→ **Written instruction**: Every entry needs to be reproduced exactly.

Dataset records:
----------------------------------------

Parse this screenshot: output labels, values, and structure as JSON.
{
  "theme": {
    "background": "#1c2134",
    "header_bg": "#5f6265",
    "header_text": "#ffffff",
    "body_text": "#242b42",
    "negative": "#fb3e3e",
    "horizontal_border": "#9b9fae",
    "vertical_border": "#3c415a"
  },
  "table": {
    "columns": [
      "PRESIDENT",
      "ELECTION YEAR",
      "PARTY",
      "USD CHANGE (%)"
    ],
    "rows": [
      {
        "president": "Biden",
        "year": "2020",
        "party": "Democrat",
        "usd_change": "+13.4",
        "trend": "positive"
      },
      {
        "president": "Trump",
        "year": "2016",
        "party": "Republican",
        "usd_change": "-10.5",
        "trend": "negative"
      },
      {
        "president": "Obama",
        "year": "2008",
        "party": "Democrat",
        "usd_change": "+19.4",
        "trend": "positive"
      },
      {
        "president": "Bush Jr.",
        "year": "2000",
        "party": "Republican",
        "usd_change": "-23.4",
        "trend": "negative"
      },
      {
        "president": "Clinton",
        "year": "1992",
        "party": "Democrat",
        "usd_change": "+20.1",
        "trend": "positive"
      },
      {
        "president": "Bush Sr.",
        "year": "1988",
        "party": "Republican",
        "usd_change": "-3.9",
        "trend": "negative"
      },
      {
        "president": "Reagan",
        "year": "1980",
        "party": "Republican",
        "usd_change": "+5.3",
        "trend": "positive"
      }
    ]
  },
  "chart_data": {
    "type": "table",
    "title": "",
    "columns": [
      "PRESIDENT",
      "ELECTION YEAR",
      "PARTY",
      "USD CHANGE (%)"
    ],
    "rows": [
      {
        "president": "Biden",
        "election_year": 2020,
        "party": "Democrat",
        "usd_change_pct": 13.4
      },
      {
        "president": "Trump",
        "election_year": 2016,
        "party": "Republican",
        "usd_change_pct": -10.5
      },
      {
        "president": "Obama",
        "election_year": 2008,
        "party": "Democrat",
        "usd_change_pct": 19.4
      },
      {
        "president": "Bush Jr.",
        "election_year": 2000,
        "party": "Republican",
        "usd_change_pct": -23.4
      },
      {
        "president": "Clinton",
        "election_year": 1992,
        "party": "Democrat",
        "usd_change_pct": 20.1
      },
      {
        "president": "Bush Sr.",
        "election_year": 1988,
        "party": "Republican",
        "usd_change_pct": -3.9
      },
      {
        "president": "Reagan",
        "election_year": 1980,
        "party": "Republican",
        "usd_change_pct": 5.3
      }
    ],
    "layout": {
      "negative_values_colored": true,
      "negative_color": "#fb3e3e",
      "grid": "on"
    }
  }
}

----------------------------------------

→ **Response**:
Parse this screenshot: output labels, values, and structure as JSON.
{
  "theme": {
    "background": "#1c2134",
    "header_bg": "#5f6265",
    "header_text": "#ffffff",
    "body_text": "#242b42",
    "negative": "#fb3e3e",
    "horizontal_border": "#9b9fae",
    "vertical_border": "#3c415a"
  },
  "table": {
    "columns": [
      "PRESIDENT",
      "ELECTION YEAR",
      "PARTY",
      "USD CHANGE (%)"
    ],
    "rows": [
      {
        "president": "Biden",
        "year": "2020",
        "party": "Democrat",
        "usd_change": "+13.4",
        "trend": "positive"
      },
      {
        "president": "Trump",
        "year": "2016",
        "party": "Republican",
        "usd_change": "-10.5",
        "trend": "negative"
      },
      {
        "president": "Obama",
        "year": "2008",
        "party": "Democrat",
        "usd_change": "+19.4",
        "trend": "positive"
      },
      {
        "president": "Bush Jr.",
        "year": "2000",
        "party": "Republican",
        "usd_change": "-23.4",
        "trend": "negative"
      },
      {
        "president": "Clinton",
        "year": "1992",
        "party": "Democrat",
        "usd_change": "+20.1",
        "trend": "positive"
      },
      {
        "president": "Bush Sr.",
        "year": "1988",
        "party": "Republican",
        "usd_change": "-3.9",
        "trend": "negative"
      },
      {
        "president": "Reagan",
        "year": "1980",
        "party": "Republican",
        "usd_change": "+5.3",
        "trend": "positive"
      }
    ]
  },
  "chart_data": {
    "type": "table",
    "title": "",
    "columns": [
      "PRESIDENT",
      "ELECTION YEAR",
      "PARTY",
      "USD CHANGE (%)"
    ],
    "rows": [
      {
        "president": "Biden",
        "election_year": 2020,
        "party": "Democrat",
        "usd_change_pct": 13.4
      },
      {
        "president": "Trump",
        "election_year": 2016,
        "party": "Republican",
        "usd_change_pct": -10.5
      },
      {
        "president": "Obama",
        "election_year": 2008,
        "party": "Democrat",
        "usd_change_pct": 19.4
      },
      {
        "president": "Bush Jr.",
        "election_year": 2000,
        "party": "Republican",
        "usd_change_pct": -23.4
      },
      {
        "president": "Clinton",
        "election_year": 1992,
        "party": "Democrat",
        "usd_change_pct": 20.1
      },
      {
        "president": "Bush Sr.",
        "election_year": 1988,
        "party": "Republican",
        "usd_change_pct": -3.9
      },
      {
        "president": "Reagan",
        "election_year": 1980,
        "party": "Republican",
        "usd_change_pct": 5.3
      }
    ],
    "layout": {
      "negative_values_colored": true,
      "negative_color": "#fb3e3e",
      "grid": "on"
    }
  }
}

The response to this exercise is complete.